[Stored data]
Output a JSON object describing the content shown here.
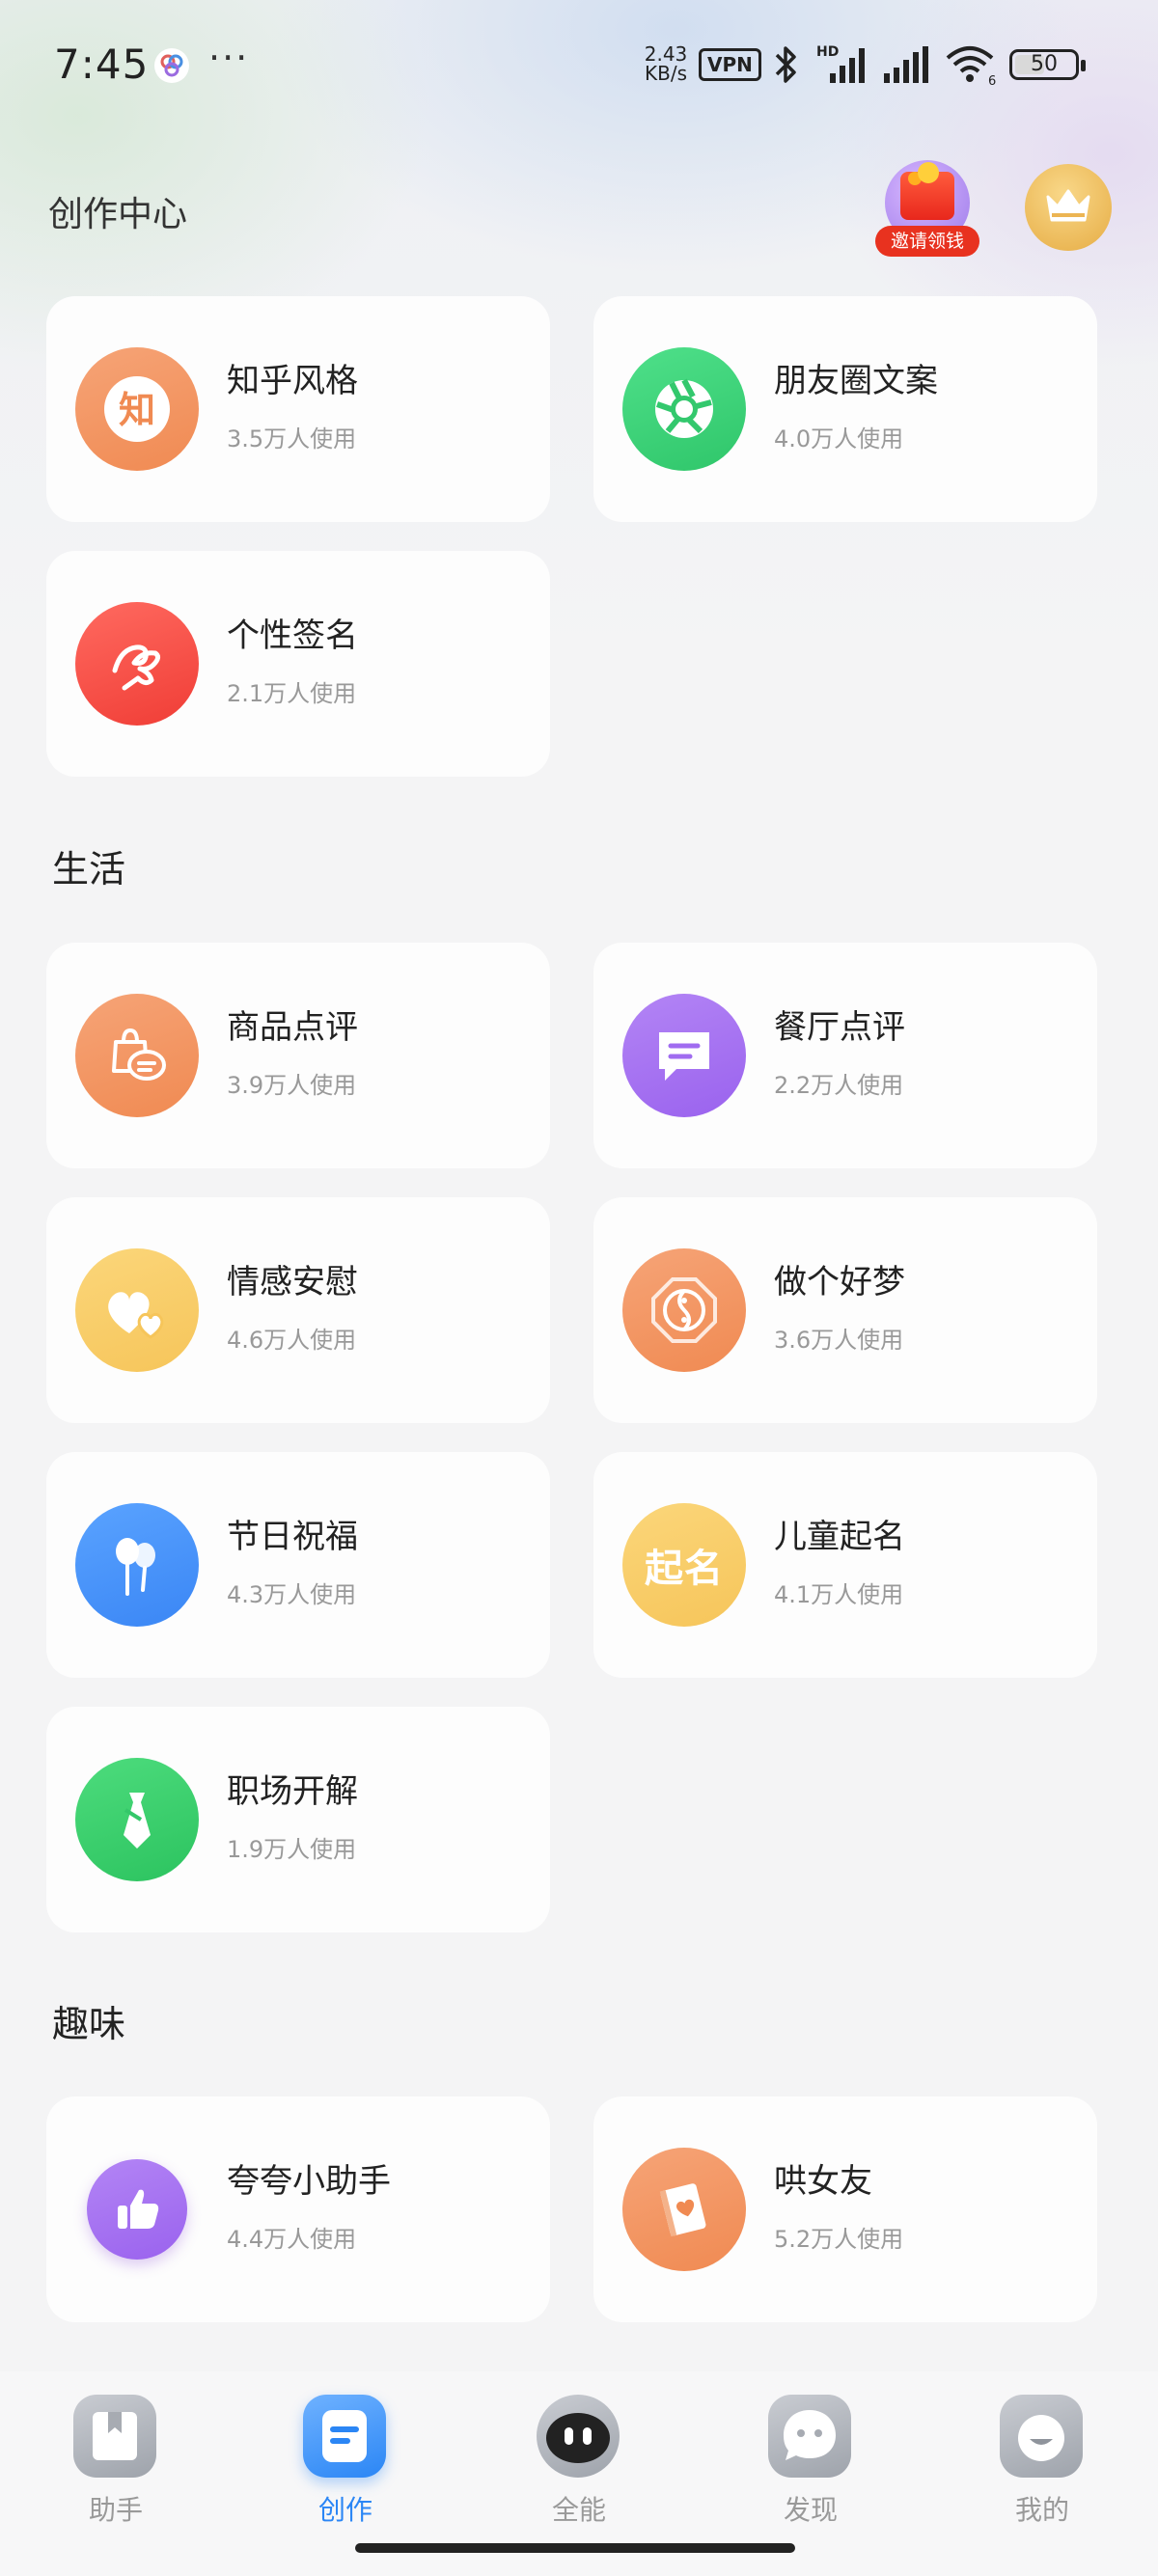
{
  "status_bar": {
    "time": "7:45",
    "more": "···",
    "net_speed_value": "2.43",
    "net_speed_unit": "KB/s",
    "vpn": "VPN",
    "wifi_tag": "6",
    "hd_tag": "HD",
    "battery": "50",
    "battery_level": 0.5
  },
  "header": {
    "title": "创作中心",
    "invite_label": "邀请领钱"
  },
  "sections": {
    "top": [
      {
        "name": "知乎风格",
        "usage": "3.5万人使用",
        "icon": "zhihu-char-icon",
        "icon_text": "知",
        "color": "#f08a52"
      },
      {
        "name": "朋友圈文案",
        "usage": "4.0万人使用",
        "icon": "camera-aperture-icon",
        "color": "#2fc66a"
      },
      {
        "name": "个性签名",
        "usage": "2.1万人使用",
        "icon": "signature-icon",
        "color": "#f03d36"
      }
    ],
    "life_title": "生活",
    "life": [
      {
        "name": "商品点评",
        "usage": "3.9万人使用",
        "icon": "shopping-bag-comment-icon",
        "color": "#f08a52"
      },
      {
        "name": "餐厅点评",
        "usage": "2.2万人使用",
        "icon": "chat-bubble-icon",
        "color": "#9a62ee"
      },
      {
        "name": "情感安慰",
        "usage": "4.6万人使用",
        "icon": "hearts-icon",
        "color": "#f6c55a"
      },
      {
        "name": "做个好梦",
        "usage": "3.6万人使用",
        "icon": "bagua-icon",
        "color": "#f08a52"
      },
      {
        "name": "节日祝福",
        "usage": "4.3万人使用",
        "icon": "balloons-icon",
        "color": "#3a86f5"
      },
      {
        "name": "儿童起名",
        "usage": "4.1万人使用",
        "icon": "naming-text-icon",
        "icon_text": "起名",
        "color": "#f6c55a"
      },
      {
        "name": "职场开解",
        "usage": "1.9万人使用",
        "icon": "necktie-icon",
        "color": "#2cc35f"
      }
    ],
    "fun_title": "趣味",
    "fun": [
      {
        "name": "夸夸小助手",
        "usage": "4.4万人使用",
        "icon": "thumbs-up-icon",
        "color": "#9a62ee"
      },
      {
        "name": "哄女友",
        "usage": "5.2万人使用",
        "icon": "love-book-icon",
        "color": "#f08a52"
      }
    ]
  },
  "bottom_nav": [
    {
      "label": "助手",
      "icon": "assistant-book-icon",
      "active": false
    },
    {
      "label": "创作",
      "icon": "create-doc-icon",
      "active": true
    },
    {
      "label": "全能",
      "icon": "robot-face-icon",
      "active": false
    },
    {
      "label": "发现",
      "icon": "discover-chat-icon",
      "active": false
    },
    {
      "label": "我的",
      "icon": "profile-face-icon",
      "active": false
    }
  ]
}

Challenge
Read the lines above. Gather those in which the string "book" is found.

Exercise answer
        "icon": "love-book-icon",
      "icon": "assistant-book-icon",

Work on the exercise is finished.